▸ **PROBLEM TO SOLVE**: Write out every entry exactly as given, but omit the pictures.

▸ **EXERCISE MATERIALS**:
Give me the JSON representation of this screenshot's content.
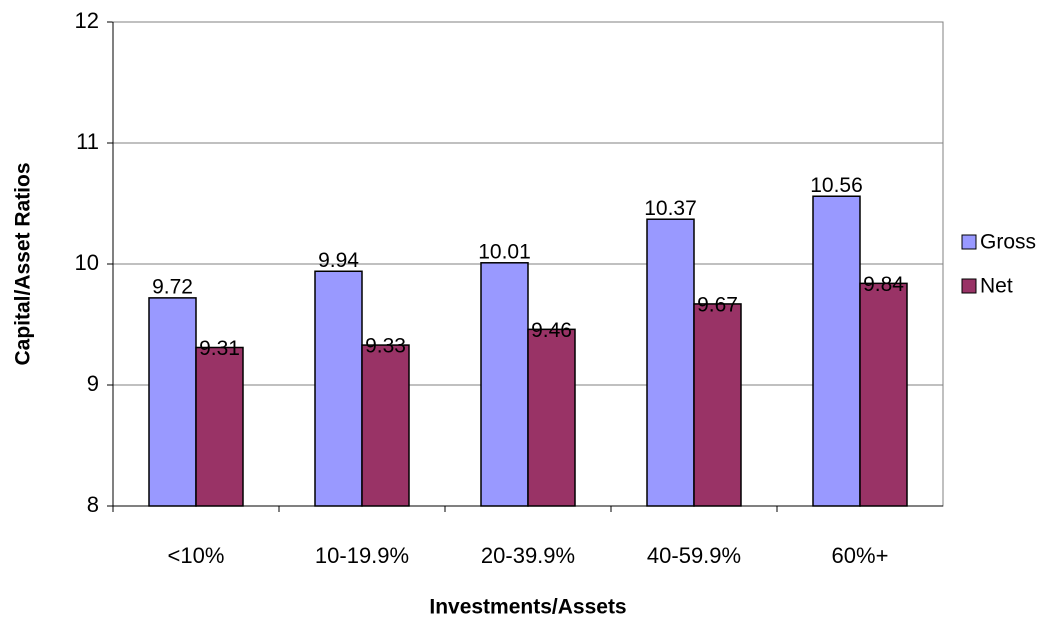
{
  "chart_data": {
    "type": "bar",
    "x_label": "Investments/Assets",
    "y_label": "Capital/Asset Ratios",
    "categories": [
      "<10%",
      "10-19.9%",
      "20-39.9%",
      "40-59.9%",
      "60%+"
    ],
    "series": [
      {
        "name": "Gross",
        "color": "#9999ff",
        "values": [
          9.72,
          9.94,
          10.01,
          10.37,
          10.56
        ]
      },
      {
        "name": "Net",
        "color": "#993366",
        "values": [
          9.31,
          9.33,
          9.46,
          9.67,
          9.84
        ]
      }
    ],
    "ylim": [
      8,
      12
    ],
    "yticks": [
      8,
      9,
      10,
      11,
      12
    ],
    "grid": true,
    "legend": "right"
  }
}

▸ **REPLY**:
Give me the JSON representation of this screenshot's content.
{
  "chart_data": {
    "type": "bar",
    "x_label": "Investments/Assets",
    "y_label": "Capital/Asset Ratios",
    "categories": [
      "<10%",
      "10-19.9%",
      "20-39.9%",
      "40-59.9%",
      "60%+"
    ],
    "series": [
      {
        "name": "Gross",
        "color": "#9999ff",
        "values": [
          9.72,
          9.94,
          10.01,
          10.37,
          10.56
        ]
      },
      {
        "name": "Net",
        "color": "#993366",
        "values": [
          9.31,
          9.33,
          9.46,
          9.67,
          9.84
        ]
      }
    ],
    "ylim": [
      8,
      12
    ],
    "yticks": [
      8,
      9,
      10,
      11,
      12
    ],
    "grid": true,
    "legend": "right"
  }
}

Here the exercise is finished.